[Required actions]
a) Answer these questions using the passage on banned books about Kashmir:
(i) What is the title of the writer's own book that was published by NIKS?
(ii) Which banned book is said to have been written before 1947?
(iii) Under which section of which act was the Kashmir Council established, according to its website?
b) Extract word for word the part of the passage on banned books about Kashmir that begins at the words "Apparently yes, as" and stops after "notification gets exhausted.".

[Excerpt provided]

^^^^^^^^

So are the books banned because of their content?
Apparently yes, as all books banned cover one or the other aspect of Kashmir. However, I am surprised that my book ‘Azad Kashmir and British Kashmiris’ published by NIKS and includes detailed and critical history of ‘azad’ Kashmir is not amongst the banned books. So on what grounds the books are banned? The books which contained radical and rebellious material mainly on Maqbool Bhat? But then why ban ‘Kashmir under the Sultans’ written before 1947 and has no reference about Maqbool Bhat? So all books on Kashmir? I think at this point the rationalization of this notification gets exhausted.
We need to consider the wider context. Let’s first look at the Kashmir Council that has powers regarding the Printing Press and Publication through Act 1991 clause 23. What is the source of its power? According to what it says about itself on its website the Kashmir Council “is a constitutional body established under section 21 of the Azad Jammu and Kashmir interim constitution Act 1974. The Council has clearly defined executive, legislative and judicial sphere enumerated in the third schedule of the Act”.

^^^^^^^^

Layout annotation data
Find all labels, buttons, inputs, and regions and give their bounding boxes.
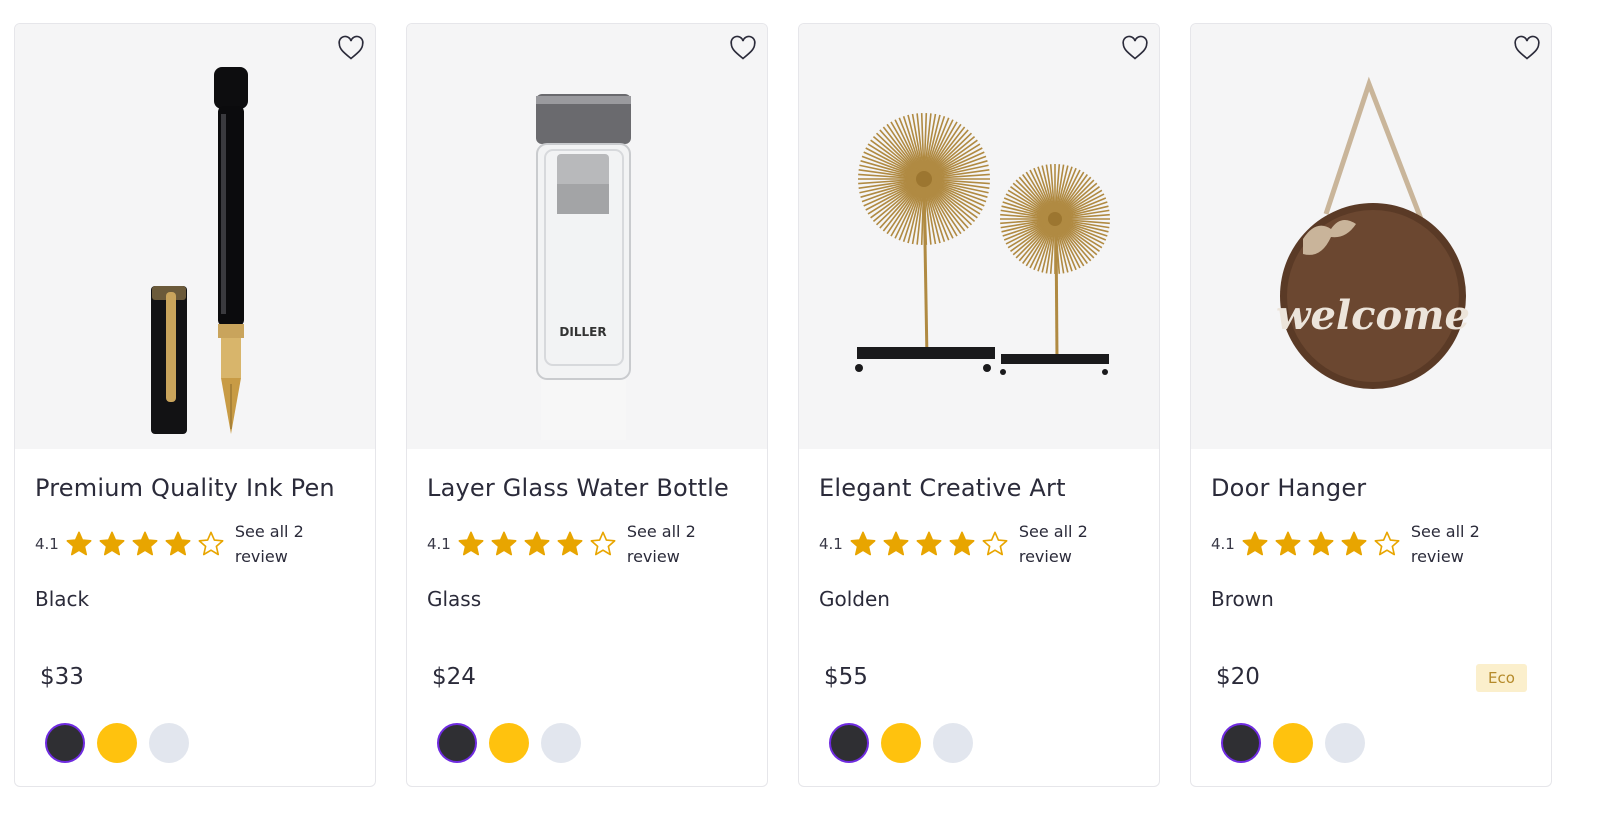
color-swatch[interactable]: [541, 723, 581, 763]
star-filled-icon: [99, 531, 125, 556]
color-swatches: [437, 723, 581, 763]
product-price: $20: [1216, 664, 1260, 690]
color-swatch[interactable]: [149, 723, 189, 763]
color-swatch[interactable]: [1325, 723, 1365, 763]
color-swatches: [1221, 723, 1365, 763]
product-rating: 4.1 See all 2 review: [1211, 519, 1501, 569]
see-reviews-link[interactable]: See all 2 review: [235, 519, 325, 569]
star-filled-icon: [883, 531, 909, 556]
fountain-pen-image: [151, 67, 248, 434]
hanger-welcome-text: welcome: [1276, 292, 1470, 339]
rating-value: 4.1: [819, 535, 843, 553]
product-color: Brown: [1211, 587, 1274, 611]
product-title[interactable]: Door Hanger: [1211, 474, 1366, 502]
sculpture-image: [855, 113, 1110, 375]
product-image-area[interactable]: [15, 24, 375, 449]
product-title[interactable]: Premium Quality Ink Pen: [35, 474, 335, 502]
product-image-area[interactable]: welcome: [1191, 24, 1551, 449]
product-color: Glass: [427, 587, 482, 611]
star-filled-icon: [458, 531, 484, 556]
product-color: Golden: [819, 587, 890, 611]
door-hanger-image: welcome: [1276, 76, 1470, 389]
star-filled-icon: [524, 531, 550, 556]
see-reviews-link[interactable]: See all 2 review: [1019, 519, 1109, 569]
product-rating: 4.1 See all 2 review: [819, 519, 1109, 569]
product-price: $24: [432, 664, 476, 690]
product-color: Black: [35, 587, 90, 611]
product-card[interactable]: Premium Quality Ink Pen 4.1 See all 2 re…: [14, 23, 376, 787]
star-filled-icon: [557, 531, 583, 556]
eco-badge: Eco: [1476, 664, 1527, 692]
product-title[interactable]: Layer Glass Water Bottle: [427, 474, 729, 502]
product-card[interactable]: DILLER Layer Glass Water Bottle 4.1 See …: [406, 23, 768, 787]
bottle-brand-text: DILLER: [559, 325, 606, 339]
color-swatch[interactable]: [881, 723, 921, 763]
color-swatch[interactable]: [933, 723, 973, 763]
product-image-area[interactable]: [799, 24, 1159, 449]
product-card[interactable]: Elegant Creative Art 4.1 See all 2 revie…: [798, 23, 1160, 787]
star-filled-icon: [66, 531, 92, 556]
rating-value: 4.1: [35, 535, 59, 553]
star-filled-icon: [1275, 531, 1301, 556]
glass-bottle-image: DILLER: [536, 94, 631, 440]
color-swatches: [45, 723, 189, 763]
product-grid: Premium Quality Ink Pen 4.1 See all 2 re…: [14, 23, 1552, 787]
star-rating: [65, 530, 225, 558]
favorite-heart-icon[interactable]: [729, 35, 757, 61]
star-filled-icon: [1341, 531, 1367, 556]
star-rating: [457, 530, 617, 558]
product-card[interactable]: welcome Door Hanger 4.1 See all 2 review…: [1190, 23, 1552, 787]
star-filled-icon: [165, 531, 191, 556]
star-rating: [849, 530, 1009, 558]
color-swatch[interactable]: [97, 723, 137, 763]
star-filled-icon: [850, 531, 876, 556]
see-reviews-link[interactable]: See all 2 review: [1411, 519, 1501, 569]
star-empty-icon: [1374, 531, 1400, 556]
star-filled-icon: [1308, 531, 1334, 556]
star-filled-icon: [1242, 531, 1268, 556]
color-swatch[interactable]: [1273, 723, 1313, 763]
star-empty-icon: [982, 531, 1008, 556]
color-swatch[interactable]: [829, 723, 869, 763]
product-image-area[interactable]: DILLER: [407, 24, 767, 449]
star-filled-icon: [949, 531, 975, 556]
favorite-heart-icon[interactable]: [337, 35, 365, 61]
product-title[interactable]: Elegant Creative Art: [819, 474, 1066, 502]
star-empty-icon: [198, 531, 224, 556]
favorite-heart-icon[interactable]: [1513, 35, 1541, 61]
color-swatch[interactable]: [1221, 723, 1261, 763]
product-rating: 4.1 See all 2 review: [427, 519, 717, 569]
color-swatches: [829, 723, 973, 763]
product-price: $55: [824, 664, 868, 690]
color-swatch[interactable]: [45, 723, 85, 763]
star-filled-icon: [916, 531, 942, 556]
rating-value: 4.1: [1211, 535, 1235, 553]
star-rating: [1241, 530, 1401, 558]
see-reviews-link[interactable]: See all 2 review: [627, 519, 717, 569]
star-filled-icon: [491, 531, 517, 556]
product-price: $33: [40, 664, 84, 690]
color-swatch[interactable]: [437, 723, 477, 763]
product-rating: 4.1 See all 2 review: [35, 519, 325, 569]
color-swatch[interactable]: [489, 723, 529, 763]
star-empty-icon: [590, 531, 616, 556]
star-filled-icon: [132, 531, 158, 556]
favorite-heart-icon[interactable]: [1121, 35, 1149, 61]
rating-value: 4.1: [427, 535, 451, 553]
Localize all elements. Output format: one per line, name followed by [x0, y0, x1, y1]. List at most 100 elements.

^^^^^^^^

[Answers to the problems]
a)
(i) ‘Azad Kashmir and British Kashmiris’
(ii) ‘Kashmir under the Sultans’
(iii) Section 21 of the Azad Jammu and Kashmir interim constitution Act 1974

b)
Apparently yes, as all books banned cover one or the other aspect of Kashmir. However, I am surprised that my book ‘Azad Kashmir and British Kashmiris’ published by NIKS and includes detailed and critical history of ‘azad’ Kashmir is not amongst the banned books. So on what grounds the books are banned? The books which contained radical and rebellious material mainly on Maqbool Bhat? But then why ban ‘Kashmir under the Sultans’ written before 1947 and has no reference about Maqbool Bhat? So all books on Kashmir? I think at this point the rationalization of this notification gets exhausted.